* Task: Give the data below again exactly as it stands. Omit the pictures.

* Supplied material:
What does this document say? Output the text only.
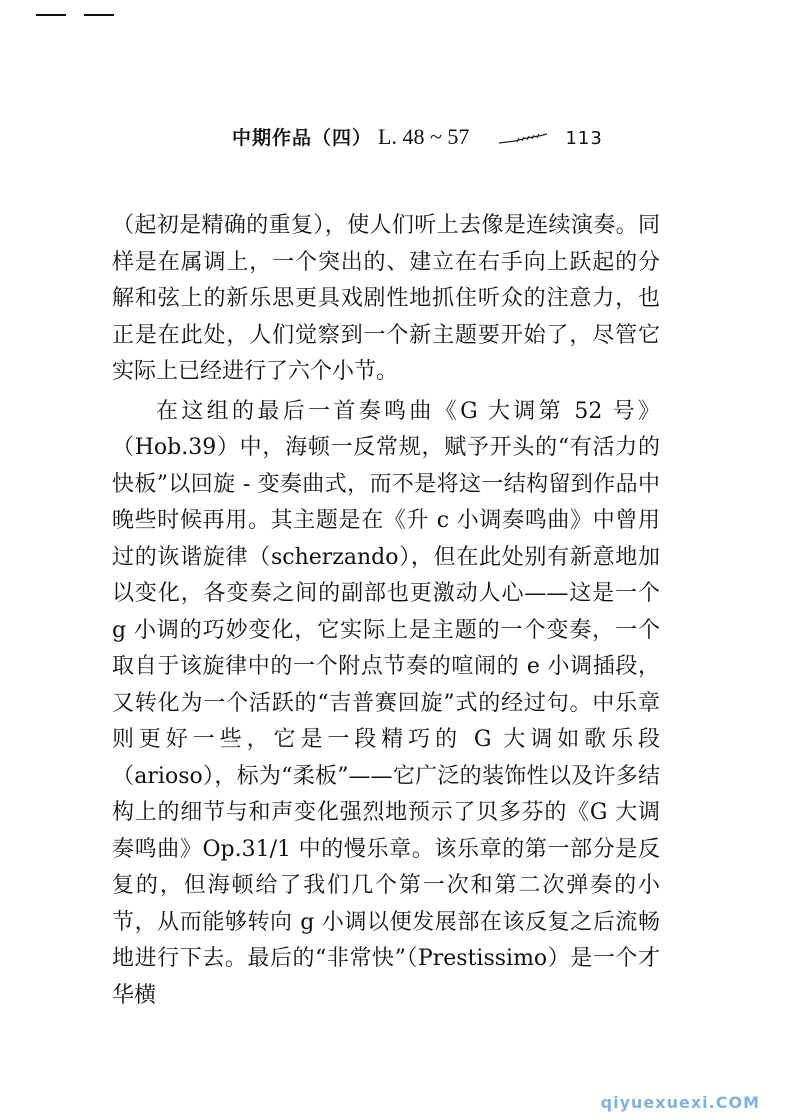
中期作品（四） L. 48 ~ 57	113

（起初是精确的重复），使人们听上去像是连续演奏。同样是在属调上，一个突出的、建立在右手向上跃起的分解和弦上的新乐思更具戏剧性地抓住听众的注意力，也正是在此处，人们觉察到一个新主题要开始了，尽管它实际上已经进行了六个小节。

在这组的最后一首奏鸣曲《G 大调第 52 号》（Hob.39）中，海顿一反常规，赋予开头的“有活力的快板”以回旋 - 变奏曲式，而不是将这一结构留到作品中晚些时候再用。其主题是在《升 c 小调奏鸣曲》中曾用过的诙谐旋律（scherzando），但在此处别有新意地加以变化，各变奏之间的副部也更激动人心——这是一个 g 小调的巧妙变化，它实际上是主题的一个变奏，一个取自于该旋律中的一个附点节奏的喧闹的 e 小调插段，又转化为一个活跃的“吉普赛回旋”式的经过句。中乐章则更好一些，它是一段精巧的 G 大调如歌乐段（arioso），标为“柔板”——它广泛的装饰性以及许多结构上的细节与和声变化强烈地预示了贝多芬的《G 大调奏鸣曲》Op.31/1 中的慢乐章。该乐章的第一部分是反复的，但海顿给了我们几个第一次和第二次弹奏的小节，从而能够转向 g 小调以便发展部在该反复之后流畅地进行下去。最后的“非常快”（Prestissimo）是一个才华横

qiyuexuexi.COM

* Exercise response:
What does this document say? Output the text only.
中期作品（四） L. 48 ~ 57	113

（起初是精确的重复），使人们听上去像是连续演奏。同样是在属调上，一个突出的、建立在右手向上跃起的分解和弦上的新乐思更具戏剧性地抓住听众的注意力，也正是在此处，人们觉察到一个新主题要开始了，尽管它实际上已经进行了六个小节。

在这组的最后一首奏鸣曲《G 大调第 52 号》（Hob.39）中，海顿一反常规，赋予开头的“有活力的快板”以回旋 - 变奏曲式，而不是将这一结构留到作品中晚些时候再用。其主题是在《升 c 小调奏鸣曲》中曾用过的诙谐旋律（scherzando），但在此处别有新意地加以变化，各变奏之间的副部也更激动人心——这是一个 g 小调的巧妙变化，它实际上是主题的一个变奏，一个取自于该旋律中的一个附点节奏的喧闹的 e 小调插段，又转化为一个活跃的“吉普赛回旋”式的经过句。中乐章则更好一些，它是一段精巧的 G 大调如歌乐段（arioso），标为“柔板”——它广泛的装饰性以及许多结构上的细节与和声变化强烈地预示了贝多芬的《G 大调奏鸣曲》Op.31/1 中的慢乐章。该乐章的第一部分是反复的，但海顿给了我们几个第一次和第二次弹奏的小节，从而能够转向 g 小调以便发展部在该反复之后流畅地进行下去。最后的“非常快”（Prestissimo）是一个才华横

qiyuexuexi.COM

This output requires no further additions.